Start of INPUT RECORDS
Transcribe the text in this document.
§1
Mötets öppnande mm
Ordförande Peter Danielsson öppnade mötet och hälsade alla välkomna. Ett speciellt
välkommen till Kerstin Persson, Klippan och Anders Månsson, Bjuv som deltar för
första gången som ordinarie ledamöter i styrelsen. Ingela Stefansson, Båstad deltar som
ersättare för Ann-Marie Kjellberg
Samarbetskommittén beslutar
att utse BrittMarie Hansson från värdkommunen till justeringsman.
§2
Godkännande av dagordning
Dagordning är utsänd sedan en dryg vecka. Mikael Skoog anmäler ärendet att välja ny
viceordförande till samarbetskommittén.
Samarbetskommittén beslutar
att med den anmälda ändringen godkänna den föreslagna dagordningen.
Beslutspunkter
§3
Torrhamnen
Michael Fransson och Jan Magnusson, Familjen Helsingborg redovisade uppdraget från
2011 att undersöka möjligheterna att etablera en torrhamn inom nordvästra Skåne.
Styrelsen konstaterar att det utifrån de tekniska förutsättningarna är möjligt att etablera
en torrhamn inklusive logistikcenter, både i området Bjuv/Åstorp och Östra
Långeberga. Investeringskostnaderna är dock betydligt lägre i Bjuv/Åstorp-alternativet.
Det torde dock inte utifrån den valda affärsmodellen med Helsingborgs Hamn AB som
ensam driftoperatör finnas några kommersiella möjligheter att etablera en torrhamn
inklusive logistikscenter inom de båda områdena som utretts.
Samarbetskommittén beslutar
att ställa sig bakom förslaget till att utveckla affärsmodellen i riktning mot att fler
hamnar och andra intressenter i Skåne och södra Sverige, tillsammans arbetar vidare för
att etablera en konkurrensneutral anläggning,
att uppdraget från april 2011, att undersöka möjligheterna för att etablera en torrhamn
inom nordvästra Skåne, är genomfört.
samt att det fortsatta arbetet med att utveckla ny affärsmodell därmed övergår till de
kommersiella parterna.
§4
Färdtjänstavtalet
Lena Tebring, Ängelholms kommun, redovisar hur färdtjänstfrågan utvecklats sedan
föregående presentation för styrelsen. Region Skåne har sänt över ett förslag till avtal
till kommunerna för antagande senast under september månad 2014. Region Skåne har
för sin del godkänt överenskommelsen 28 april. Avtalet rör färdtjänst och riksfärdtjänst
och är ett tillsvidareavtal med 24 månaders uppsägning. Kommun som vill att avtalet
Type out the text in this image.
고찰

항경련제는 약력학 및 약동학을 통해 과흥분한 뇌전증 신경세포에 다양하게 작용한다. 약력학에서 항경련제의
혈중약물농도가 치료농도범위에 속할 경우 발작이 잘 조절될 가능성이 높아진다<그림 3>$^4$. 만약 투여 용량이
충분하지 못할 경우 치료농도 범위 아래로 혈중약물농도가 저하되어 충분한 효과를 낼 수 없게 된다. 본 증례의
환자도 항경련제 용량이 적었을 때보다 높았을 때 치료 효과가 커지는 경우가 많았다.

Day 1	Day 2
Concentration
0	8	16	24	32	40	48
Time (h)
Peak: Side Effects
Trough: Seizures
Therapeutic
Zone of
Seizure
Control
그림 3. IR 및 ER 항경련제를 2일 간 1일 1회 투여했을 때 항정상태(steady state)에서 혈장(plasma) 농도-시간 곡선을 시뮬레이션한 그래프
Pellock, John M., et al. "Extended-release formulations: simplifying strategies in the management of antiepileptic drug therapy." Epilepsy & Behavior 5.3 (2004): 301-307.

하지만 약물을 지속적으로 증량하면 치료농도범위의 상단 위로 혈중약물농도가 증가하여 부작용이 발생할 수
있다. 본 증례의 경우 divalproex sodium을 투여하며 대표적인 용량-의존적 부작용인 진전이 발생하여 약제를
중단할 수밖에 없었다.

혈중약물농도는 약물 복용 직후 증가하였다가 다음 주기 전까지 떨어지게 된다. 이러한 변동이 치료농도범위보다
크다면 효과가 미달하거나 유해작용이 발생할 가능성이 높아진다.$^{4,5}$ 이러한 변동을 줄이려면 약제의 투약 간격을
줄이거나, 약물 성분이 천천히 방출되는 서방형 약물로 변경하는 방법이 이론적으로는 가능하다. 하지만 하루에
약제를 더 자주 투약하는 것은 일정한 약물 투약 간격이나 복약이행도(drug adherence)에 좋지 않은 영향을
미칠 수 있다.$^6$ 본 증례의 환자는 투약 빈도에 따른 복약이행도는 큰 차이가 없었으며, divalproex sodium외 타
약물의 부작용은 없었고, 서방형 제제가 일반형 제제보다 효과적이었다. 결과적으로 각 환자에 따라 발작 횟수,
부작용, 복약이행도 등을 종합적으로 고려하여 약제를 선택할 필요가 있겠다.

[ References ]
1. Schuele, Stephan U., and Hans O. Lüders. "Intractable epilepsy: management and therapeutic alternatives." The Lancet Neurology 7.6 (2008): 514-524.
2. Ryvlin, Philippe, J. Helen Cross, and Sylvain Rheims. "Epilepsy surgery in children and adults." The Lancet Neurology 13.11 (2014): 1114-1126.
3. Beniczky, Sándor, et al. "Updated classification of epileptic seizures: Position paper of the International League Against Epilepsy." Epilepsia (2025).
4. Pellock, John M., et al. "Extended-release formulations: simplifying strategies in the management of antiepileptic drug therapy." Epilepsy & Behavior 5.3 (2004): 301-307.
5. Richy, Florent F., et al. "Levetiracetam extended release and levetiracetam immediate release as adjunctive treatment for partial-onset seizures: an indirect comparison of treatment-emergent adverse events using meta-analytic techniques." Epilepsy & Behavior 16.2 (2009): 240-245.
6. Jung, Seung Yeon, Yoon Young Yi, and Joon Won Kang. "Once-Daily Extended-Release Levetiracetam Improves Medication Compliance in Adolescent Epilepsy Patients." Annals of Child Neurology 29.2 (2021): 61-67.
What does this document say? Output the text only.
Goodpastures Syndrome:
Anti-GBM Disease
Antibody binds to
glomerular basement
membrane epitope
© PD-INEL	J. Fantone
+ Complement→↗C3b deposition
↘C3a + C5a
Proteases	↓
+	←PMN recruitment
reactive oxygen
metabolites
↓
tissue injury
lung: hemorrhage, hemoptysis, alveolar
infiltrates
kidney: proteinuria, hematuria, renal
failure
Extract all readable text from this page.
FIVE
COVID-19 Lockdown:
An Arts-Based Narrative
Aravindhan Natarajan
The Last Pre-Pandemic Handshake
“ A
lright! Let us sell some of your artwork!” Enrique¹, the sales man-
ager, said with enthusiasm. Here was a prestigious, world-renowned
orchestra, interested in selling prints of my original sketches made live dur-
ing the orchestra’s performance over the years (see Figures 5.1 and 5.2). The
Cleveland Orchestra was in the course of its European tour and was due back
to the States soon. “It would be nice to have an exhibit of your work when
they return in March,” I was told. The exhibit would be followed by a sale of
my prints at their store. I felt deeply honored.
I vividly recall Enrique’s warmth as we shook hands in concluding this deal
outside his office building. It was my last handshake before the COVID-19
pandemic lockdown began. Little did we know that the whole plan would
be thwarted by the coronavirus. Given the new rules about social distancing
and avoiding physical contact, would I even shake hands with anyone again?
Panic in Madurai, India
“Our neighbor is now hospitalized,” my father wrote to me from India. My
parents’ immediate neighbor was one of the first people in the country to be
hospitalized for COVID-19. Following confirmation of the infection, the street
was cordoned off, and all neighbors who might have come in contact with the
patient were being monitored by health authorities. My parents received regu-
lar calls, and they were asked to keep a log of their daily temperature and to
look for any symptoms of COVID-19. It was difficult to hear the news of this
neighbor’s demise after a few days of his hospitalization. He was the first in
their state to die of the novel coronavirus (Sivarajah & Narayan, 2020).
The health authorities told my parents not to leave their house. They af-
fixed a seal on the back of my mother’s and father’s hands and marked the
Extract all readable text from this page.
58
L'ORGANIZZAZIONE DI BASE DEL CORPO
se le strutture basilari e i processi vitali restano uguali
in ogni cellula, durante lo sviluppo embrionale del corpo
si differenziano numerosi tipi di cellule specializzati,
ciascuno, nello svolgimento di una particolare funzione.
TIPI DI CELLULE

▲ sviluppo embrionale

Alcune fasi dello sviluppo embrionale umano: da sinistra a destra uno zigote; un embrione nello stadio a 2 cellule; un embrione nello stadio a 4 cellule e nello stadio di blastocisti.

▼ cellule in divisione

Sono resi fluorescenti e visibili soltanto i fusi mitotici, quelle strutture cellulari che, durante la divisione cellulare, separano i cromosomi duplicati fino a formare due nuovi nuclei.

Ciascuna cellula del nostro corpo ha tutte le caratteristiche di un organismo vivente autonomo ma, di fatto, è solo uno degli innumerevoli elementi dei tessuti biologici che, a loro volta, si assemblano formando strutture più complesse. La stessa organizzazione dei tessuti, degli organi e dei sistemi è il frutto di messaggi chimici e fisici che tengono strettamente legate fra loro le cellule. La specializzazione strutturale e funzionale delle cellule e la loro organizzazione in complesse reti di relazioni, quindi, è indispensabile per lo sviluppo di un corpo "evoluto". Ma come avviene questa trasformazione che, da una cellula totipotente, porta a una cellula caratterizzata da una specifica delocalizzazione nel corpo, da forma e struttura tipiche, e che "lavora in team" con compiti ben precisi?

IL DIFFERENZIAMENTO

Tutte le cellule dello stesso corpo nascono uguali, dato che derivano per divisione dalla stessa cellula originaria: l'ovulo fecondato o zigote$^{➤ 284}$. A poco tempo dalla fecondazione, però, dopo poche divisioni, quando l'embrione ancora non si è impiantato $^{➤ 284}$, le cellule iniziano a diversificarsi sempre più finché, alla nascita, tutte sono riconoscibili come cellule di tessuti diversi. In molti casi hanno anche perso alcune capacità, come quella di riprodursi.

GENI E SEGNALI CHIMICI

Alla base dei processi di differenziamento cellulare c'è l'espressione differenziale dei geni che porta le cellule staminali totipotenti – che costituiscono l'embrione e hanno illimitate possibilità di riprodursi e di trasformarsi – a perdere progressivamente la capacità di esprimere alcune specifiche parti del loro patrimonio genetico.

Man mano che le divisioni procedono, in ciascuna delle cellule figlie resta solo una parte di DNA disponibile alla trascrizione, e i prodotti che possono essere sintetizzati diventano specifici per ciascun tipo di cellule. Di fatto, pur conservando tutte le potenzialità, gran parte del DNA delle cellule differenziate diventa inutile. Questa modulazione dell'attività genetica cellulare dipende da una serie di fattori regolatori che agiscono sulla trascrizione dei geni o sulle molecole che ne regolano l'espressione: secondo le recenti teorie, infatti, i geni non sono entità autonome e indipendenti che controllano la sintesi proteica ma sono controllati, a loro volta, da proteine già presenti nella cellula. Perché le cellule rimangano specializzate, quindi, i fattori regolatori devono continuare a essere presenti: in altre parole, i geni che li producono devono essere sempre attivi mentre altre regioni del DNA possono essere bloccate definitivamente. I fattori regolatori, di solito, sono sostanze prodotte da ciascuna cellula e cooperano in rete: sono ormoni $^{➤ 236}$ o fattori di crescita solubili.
End of INPUT RECORDS
● **TASK REQUIREMENTS**
Search the entries above for the word "높아진다", and copy every line where it occurs.

● **PROBLEM SOLUTION**
혈중약물농도가 치료농도범위에 속할 경우 발작이 잘 조절될 가능성이 높아진다<그림 3>$^4$. 만약 투여 용량이
크다면 효과가 미달하거나 유해작용이 발생할 가능성이 높아진다.$^{4,5}$ 이러한 변동을 줄이려면 약제의 투약 간격을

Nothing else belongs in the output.